WHAT TO WORK ON >>
Provide an exact reproduction of every entry.

(Saved data entries)
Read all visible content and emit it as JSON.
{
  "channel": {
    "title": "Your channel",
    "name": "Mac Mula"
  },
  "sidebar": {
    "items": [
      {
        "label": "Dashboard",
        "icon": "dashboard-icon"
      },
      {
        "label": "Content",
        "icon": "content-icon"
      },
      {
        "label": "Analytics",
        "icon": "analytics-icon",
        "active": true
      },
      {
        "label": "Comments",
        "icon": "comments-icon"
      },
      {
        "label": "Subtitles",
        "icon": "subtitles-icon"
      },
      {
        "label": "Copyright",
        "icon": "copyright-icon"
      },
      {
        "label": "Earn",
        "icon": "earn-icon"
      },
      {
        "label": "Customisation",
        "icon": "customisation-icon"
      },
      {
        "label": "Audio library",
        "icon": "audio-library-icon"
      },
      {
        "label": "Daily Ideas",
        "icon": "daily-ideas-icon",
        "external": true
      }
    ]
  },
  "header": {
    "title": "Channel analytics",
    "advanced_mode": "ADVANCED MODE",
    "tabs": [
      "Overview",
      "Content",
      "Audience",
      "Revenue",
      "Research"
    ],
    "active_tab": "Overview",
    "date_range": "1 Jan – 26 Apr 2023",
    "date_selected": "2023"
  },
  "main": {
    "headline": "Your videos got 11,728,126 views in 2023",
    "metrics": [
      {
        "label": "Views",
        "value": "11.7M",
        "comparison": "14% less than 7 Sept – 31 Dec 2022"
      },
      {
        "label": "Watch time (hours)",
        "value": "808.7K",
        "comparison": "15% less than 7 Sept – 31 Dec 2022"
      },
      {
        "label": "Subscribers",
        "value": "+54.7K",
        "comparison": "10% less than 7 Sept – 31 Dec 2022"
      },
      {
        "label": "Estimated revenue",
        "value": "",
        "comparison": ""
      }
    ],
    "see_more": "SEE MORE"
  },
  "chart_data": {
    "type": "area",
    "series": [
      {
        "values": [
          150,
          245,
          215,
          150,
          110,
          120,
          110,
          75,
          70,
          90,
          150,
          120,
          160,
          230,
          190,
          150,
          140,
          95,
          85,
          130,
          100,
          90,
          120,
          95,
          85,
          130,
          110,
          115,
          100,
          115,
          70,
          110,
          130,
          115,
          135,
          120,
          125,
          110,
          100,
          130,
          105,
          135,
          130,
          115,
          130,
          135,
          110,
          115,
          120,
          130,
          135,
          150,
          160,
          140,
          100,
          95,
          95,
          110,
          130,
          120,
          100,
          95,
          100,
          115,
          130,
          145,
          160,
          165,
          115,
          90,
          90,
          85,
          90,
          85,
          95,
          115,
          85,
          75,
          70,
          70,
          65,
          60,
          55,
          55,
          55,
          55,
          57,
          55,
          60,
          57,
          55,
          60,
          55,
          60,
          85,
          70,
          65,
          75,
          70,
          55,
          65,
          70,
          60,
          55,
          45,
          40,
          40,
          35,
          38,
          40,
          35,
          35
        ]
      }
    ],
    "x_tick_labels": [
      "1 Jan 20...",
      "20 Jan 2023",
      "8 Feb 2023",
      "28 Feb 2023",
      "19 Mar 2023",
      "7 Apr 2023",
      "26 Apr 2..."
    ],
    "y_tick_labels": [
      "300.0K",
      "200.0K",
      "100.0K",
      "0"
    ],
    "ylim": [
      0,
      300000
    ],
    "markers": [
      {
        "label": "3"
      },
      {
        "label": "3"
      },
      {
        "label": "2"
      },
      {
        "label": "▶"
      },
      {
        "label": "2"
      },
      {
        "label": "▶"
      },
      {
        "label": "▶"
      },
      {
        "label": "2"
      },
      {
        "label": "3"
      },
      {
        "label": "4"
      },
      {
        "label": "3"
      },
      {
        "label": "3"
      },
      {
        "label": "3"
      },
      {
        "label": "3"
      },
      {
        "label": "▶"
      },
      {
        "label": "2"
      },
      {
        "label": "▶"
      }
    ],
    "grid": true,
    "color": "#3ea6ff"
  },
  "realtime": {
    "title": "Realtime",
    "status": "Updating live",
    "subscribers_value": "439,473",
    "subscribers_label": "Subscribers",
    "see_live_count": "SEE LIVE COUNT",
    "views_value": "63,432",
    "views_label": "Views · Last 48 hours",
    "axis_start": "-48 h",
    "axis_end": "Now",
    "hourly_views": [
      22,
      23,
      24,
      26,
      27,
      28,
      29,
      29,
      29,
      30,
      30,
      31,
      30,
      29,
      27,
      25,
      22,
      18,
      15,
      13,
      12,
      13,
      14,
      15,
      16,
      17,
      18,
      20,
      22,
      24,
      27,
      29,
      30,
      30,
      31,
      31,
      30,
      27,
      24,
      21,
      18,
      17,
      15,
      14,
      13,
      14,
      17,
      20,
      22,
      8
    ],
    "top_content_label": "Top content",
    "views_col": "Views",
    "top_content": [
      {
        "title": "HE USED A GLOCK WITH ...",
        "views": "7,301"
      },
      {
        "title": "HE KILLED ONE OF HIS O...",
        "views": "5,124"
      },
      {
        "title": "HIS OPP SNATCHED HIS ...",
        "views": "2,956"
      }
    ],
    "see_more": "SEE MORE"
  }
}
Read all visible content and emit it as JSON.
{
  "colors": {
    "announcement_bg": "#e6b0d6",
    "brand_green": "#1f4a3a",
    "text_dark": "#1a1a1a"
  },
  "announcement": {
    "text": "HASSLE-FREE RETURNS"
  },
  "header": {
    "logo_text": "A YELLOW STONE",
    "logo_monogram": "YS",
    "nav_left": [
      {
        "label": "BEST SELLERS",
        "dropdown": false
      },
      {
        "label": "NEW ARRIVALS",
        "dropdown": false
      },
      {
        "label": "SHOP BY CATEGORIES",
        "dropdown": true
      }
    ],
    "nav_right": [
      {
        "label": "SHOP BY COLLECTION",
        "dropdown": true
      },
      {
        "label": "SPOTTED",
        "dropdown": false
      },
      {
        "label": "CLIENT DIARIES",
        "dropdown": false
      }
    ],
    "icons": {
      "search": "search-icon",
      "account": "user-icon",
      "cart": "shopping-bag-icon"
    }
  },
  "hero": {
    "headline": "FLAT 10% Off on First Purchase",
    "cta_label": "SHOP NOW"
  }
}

RESPONSE >>
Read all visible content and emit it as JSON.
{
  "channel": {
    "title": "Your channel",
    "name": "Mac Mula"
  },
  "sidebar": {
    "items": [
      {
        "label": "Dashboard",
        "icon": "dashboard-icon"
      },
      {
        "label": "Content",
        "icon": "content-icon"
      },
      {
        "label": "Analytics",
        "icon": "analytics-icon",
        "active": true
      },
      {
        "label": "Comments",
        "icon": "comments-icon"
      },
      {
        "label": "Subtitles",
        "icon": "subtitles-icon"
      },
      {
        "label": "Copyright",
        "icon": "copyright-icon"
      },
      {
        "label": "Earn",
        "icon": "earn-icon"
      },
      {
        "label": "Customisation",
        "icon": "customisation-icon"
      },
      {
        "label": "Audio library",
        "icon": "audio-library-icon"
      },
      {
        "label": "Daily Ideas",
        "icon": "daily-ideas-icon",
        "external": true
      }
    ]
  },
  "header": {
    "title": "Channel analytics",
    "advanced_mode": "ADVANCED MODE",
    "tabs": [
      "Overview",
      "Content",
      "Audience",
      "Revenue",
      "Research"
    ],
    "active_tab": "Overview",
    "date_range": "1 Jan – 26 Apr 2023",
    "date_selected": "2023"
  },
  "main": {
    "headline": "Your videos got 11,728,126 views in 2023",
    "metrics": [
      {
        "label": "Views",
        "value": "11.7M",
        "comparison": "14% less than 7 Sept – 31 Dec 2022"
      },
      {
        "label": "Watch time (hours)",
        "value": "808.7K",
        "comparison": "15% less than 7 Sept – 31 Dec 2022"
      },
      {
        "label": "Subscribers",
        "value": "+54.7K",
        "comparison": "10% less than 7 Sept – 31 Dec 2022"
      },
      {
        "label": "Estimated revenue",
        "value": "",
        "comparison": ""
      }
    ],
    "see_more": "SEE MORE"
  },
  "chart_data": {
    "type": "area",
    "series": [
      {
        "values": [
          150,
          245,
          215,
          150,
          110,
          120,
          110,
          75,
          70,
          90,
          150,
          120,
          160,
          230,
          190,
          150,
          140,
          95,
          85,
          130,
          100,
          90,
          120,
          95,
          85,
          130,
          110,
          115,
          100,
          115,
          70,
          110,
          130,
          115,
          135,
          120,
          125,
          110,
          100,
          130,
          105,
          135,
          130,
          115,
          130,
          135,
          110,
          115,
          120,
          130,
          135,
          150,
          160,
          140,
          100,
          95,
          95,
          110,
          130,
          120,
          100,
          95,
          100,
          115,
          130,
          145,
          160,
          165,
          115,
          90,
          90,
          85,
          90,
          85,
          95,
          115,
          85,
          75,
          70,
          70,
          65,
          60,
          55,
          55,
          55,
          55,
          57,
          55,
          60,
          57,
          55,
          60,
          55,
          60,
          85,
          70,
          65,
          75,
          70,
          55,
          65,
          70,
          60,
          55,
          45,
          40,
          40,
          35,
          38,
          40,
          35,
          35
        ]
      }
    ],
    "x_tick_labels": [
      "1 Jan 20...",
      "20 Jan 2023",
      "8 Feb 2023",
      "28 Feb 2023",
      "19 Mar 2023",
      "7 Apr 2023",
      "26 Apr 2..."
    ],
    "y_tick_labels": [
      "300.0K",
      "200.0K",
      "100.0K",
      "0"
    ],
    "ylim": [
      0,
      300000
    ],
    "markers": [
      {
        "label": "3"
      },
      {
        "label": "3"
      },
      {
        "label": "2"
      },
      {
        "label": "▶"
      },
      {
        "label": "2"
      },
      {
        "label": "▶"
      },
      {
        "label": "▶"
      },
      {
        "label": "2"
      },
      {
        "label": "3"
      },
      {
        "label": "4"
      },
      {
        "label": "3"
      },
      {
        "label": "3"
      },
      {
        "label": "3"
      },
      {
        "label": "3"
      },
      {
        "label": "▶"
      },
      {
        "label": "2"
      },
      {
        "label": "▶"
      }
    ],
    "grid": true,
    "color": "#3ea6ff"
  },
  "realtime": {
    "title": "Realtime",
    "status": "Updating live",
    "subscribers_value": "439,473",
    "subscribers_label": "Subscribers",
    "see_live_count": "SEE LIVE COUNT",
    "views_value": "63,432",
    "views_label": "Views · Last 48 hours",
    "axis_start": "-48 h",
    "axis_end": "Now",
    "hourly_views": [
      22,
      23,
      24,
      26,
      27,
      28,
      29,
      29,
      29,
      30,
      30,
      31,
      30,
      29,
      27,
      25,
      22,
      18,
      15,
      13,
      12,
      13,
      14,
      15,
      16,
      17,
      18,
      20,
      22,
      24,
      27,
      29,
      30,
      30,
      31,
      31,
      30,
      27,
      24,
      21,
      18,
      17,
      15,
      14,
      13,
      14,
      17,
      20,
      22,
      8
    ],
    "top_content_label": "Top content",
    "views_col": "Views",
    "top_content": [
      {
        "title": "HE USED A GLOCK WITH ...",
        "views": "7,301"
      },
      {
        "title": "HE KILLED ONE OF HIS O...",
        "views": "5,124"
      },
      {
        "title": "HIS OPP SNATCHED HIS ...",
        "views": "2,956"
      }
    ],
    "see_more": "SEE MORE"
  }
}
Read all visible content and emit it as JSON.
{
  "colors": {
    "announcement_bg": "#e6b0d6",
    "brand_green": "#1f4a3a",
    "text_dark": "#1a1a1a"
  },
  "announcement": {
    "text": "HASSLE-FREE RETURNS"
  },
  "header": {
    "logo_text": "A YELLOW STONE",
    "logo_monogram": "YS",
    "nav_left": [
      {
        "label": "BEST SELLERS",
        "dropdown": false
      },
      {
        "label": "NEW ARRIVALS",
        "dropdown": false
      },
      {
        "label": "SHOP BY CATEGORIES",
        "dropdown": true
      }
    ],
    "nav_right": [
      {
        "label": "SHOP BY COLLECTION",
        "dropdown": true
      },
      {
        "label": "SPOTTED",
        "dropdown": false
      },
      {
        "label": "CLIENT DIARIES",
        "dropdown": false
      }
    ],
    "icons": {
      "search": "search-icon",
      "account": "user-icon",
      "cart": "shopping-bag-icon"
    }
  },
  "hero": {
    "headline": "FLAT 10% Off on First Purchase",
    "cta_label": "SHOP NOW"
  }
}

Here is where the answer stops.